GOAL: Return the data verbatim from its first line through the line containing "119, 603, 135]", inclusive.

RECORD EXCERPTS:
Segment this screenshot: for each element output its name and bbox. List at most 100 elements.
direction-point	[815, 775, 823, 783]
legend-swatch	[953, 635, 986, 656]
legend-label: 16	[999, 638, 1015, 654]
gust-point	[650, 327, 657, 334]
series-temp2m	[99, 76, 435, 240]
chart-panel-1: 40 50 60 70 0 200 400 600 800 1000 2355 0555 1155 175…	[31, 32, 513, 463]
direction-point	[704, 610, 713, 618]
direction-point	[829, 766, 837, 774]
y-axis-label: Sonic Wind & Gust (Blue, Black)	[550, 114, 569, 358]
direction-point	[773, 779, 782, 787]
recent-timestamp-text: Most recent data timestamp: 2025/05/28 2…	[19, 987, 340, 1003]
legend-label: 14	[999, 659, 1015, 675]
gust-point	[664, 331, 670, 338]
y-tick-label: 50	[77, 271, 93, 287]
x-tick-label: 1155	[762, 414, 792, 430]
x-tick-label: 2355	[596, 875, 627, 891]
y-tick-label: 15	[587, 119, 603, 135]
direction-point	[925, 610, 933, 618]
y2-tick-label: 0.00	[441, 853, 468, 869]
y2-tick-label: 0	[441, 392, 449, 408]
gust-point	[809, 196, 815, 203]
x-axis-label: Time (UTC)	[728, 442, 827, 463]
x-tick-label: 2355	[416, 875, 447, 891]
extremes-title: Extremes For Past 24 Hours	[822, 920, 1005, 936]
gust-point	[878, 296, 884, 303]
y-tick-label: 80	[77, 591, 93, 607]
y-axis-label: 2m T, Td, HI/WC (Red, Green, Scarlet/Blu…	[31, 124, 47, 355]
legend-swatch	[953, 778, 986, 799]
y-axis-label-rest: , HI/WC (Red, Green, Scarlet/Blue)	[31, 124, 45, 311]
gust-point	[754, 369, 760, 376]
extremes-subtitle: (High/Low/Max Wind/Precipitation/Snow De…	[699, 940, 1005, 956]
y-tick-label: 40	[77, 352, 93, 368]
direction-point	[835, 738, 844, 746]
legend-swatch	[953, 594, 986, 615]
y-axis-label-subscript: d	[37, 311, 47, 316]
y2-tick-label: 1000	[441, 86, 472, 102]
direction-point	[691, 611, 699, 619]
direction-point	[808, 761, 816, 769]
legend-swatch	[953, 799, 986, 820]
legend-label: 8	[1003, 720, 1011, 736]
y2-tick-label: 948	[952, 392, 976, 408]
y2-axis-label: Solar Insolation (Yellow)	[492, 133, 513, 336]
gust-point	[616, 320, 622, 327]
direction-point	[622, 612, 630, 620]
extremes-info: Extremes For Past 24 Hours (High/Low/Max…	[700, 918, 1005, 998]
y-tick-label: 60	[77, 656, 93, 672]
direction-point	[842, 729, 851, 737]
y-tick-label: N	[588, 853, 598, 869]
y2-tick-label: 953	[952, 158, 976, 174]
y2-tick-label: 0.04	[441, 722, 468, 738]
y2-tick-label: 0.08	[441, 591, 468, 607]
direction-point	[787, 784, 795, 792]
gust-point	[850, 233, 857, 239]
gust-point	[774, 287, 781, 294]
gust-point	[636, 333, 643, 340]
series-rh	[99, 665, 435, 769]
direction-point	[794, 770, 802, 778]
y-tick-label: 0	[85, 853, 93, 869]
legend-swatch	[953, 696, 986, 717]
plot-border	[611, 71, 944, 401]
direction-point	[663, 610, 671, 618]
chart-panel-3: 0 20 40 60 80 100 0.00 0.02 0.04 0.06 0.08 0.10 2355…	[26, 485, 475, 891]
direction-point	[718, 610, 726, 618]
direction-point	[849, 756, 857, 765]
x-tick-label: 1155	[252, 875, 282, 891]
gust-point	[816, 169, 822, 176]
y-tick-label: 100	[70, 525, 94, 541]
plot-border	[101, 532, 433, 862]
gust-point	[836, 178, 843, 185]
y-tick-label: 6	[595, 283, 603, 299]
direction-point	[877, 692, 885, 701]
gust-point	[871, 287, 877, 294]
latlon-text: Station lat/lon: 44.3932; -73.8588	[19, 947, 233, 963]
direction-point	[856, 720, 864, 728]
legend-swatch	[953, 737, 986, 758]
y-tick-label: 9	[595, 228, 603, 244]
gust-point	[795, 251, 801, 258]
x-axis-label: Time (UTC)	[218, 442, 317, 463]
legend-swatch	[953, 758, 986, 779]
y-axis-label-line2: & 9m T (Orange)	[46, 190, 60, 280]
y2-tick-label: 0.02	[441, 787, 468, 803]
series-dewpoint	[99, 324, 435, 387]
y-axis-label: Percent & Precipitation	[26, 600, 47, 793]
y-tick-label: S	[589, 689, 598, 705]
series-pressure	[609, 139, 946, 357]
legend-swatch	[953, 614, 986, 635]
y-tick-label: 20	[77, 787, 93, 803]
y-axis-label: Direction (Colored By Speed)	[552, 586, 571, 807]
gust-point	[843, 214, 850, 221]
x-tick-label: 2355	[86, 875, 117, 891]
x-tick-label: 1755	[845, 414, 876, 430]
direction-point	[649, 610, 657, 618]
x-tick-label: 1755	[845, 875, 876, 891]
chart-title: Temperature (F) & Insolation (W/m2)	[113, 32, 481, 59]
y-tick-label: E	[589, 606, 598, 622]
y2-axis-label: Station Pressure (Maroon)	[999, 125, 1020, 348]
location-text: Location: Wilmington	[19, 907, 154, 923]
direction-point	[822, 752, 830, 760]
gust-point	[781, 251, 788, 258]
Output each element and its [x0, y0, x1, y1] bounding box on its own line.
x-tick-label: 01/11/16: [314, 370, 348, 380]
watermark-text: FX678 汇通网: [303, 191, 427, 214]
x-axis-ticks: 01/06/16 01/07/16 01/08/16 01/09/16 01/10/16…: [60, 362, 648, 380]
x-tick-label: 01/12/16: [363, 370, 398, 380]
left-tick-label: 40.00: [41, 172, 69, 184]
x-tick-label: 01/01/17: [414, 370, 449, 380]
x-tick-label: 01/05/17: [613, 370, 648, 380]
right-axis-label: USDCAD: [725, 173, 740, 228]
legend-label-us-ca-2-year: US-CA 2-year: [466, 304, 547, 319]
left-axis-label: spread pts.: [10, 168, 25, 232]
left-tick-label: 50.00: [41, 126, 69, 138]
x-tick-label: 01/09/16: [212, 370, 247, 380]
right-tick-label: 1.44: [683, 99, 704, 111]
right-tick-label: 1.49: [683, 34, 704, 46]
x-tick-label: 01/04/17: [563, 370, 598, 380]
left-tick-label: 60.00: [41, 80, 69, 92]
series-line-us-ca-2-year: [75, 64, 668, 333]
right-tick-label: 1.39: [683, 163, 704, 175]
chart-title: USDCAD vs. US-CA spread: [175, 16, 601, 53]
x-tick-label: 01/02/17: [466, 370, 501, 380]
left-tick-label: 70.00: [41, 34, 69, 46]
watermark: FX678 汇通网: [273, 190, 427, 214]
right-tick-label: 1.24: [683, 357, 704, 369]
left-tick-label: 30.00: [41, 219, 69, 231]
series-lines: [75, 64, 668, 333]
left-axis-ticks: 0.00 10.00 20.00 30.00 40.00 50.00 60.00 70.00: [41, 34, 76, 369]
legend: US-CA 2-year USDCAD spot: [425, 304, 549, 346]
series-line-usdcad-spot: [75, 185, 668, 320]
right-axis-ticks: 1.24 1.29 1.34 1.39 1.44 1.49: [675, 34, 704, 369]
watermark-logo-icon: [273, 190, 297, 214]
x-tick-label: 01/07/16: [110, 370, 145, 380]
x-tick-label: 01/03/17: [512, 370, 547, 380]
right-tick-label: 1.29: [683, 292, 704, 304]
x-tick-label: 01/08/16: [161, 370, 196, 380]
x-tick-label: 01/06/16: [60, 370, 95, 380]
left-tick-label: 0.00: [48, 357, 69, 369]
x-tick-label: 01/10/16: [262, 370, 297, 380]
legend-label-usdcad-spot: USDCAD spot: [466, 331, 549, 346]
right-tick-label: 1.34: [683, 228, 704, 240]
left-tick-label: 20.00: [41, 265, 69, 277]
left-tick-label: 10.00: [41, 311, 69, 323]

CORRECT RESPONSE:
Segment this screenshot: for each element output its name and bbox. List at most 100 elements.
direction-point	[815, 775, 823, 783]
legend-swatch	[953, 635, 986, 656]
legend-label: 16	[999, 638, 1015, 654]
gust-point	[650, 327, 657, 334]
series-temp2m	[99, 76, 435, 240]
chart-panel-1: 40 50 60 70 0 200 400 600 800 1000 2355 0555 1155 175…	[31, 32, 513, 463]
direction-point	[704, 610, 713, 618]
direction-point	[829, 766, 837, 774]
y-axis-label: Sonic Wind & Gust (Blue, Black)	[550, 114, 569, 358]
direction-point	[773, 779, 782, 787]
recent-timestamp-text: Most recent data timestamp: 2025/05/28 2…	[19, 987, 340, 1003]
legend-label: 14	[999, 659, 1015, 675]
gust-point	[664, 331, 670, 338]
y-tick-label: 50	[77, 271, 93, 287]
x-tick-label: 1155	[762, 414, 792, 430]
x-tick-label: 2355	[596, 875, 627, 891]
y-tick-label: 15	[587, 119, 603, 135]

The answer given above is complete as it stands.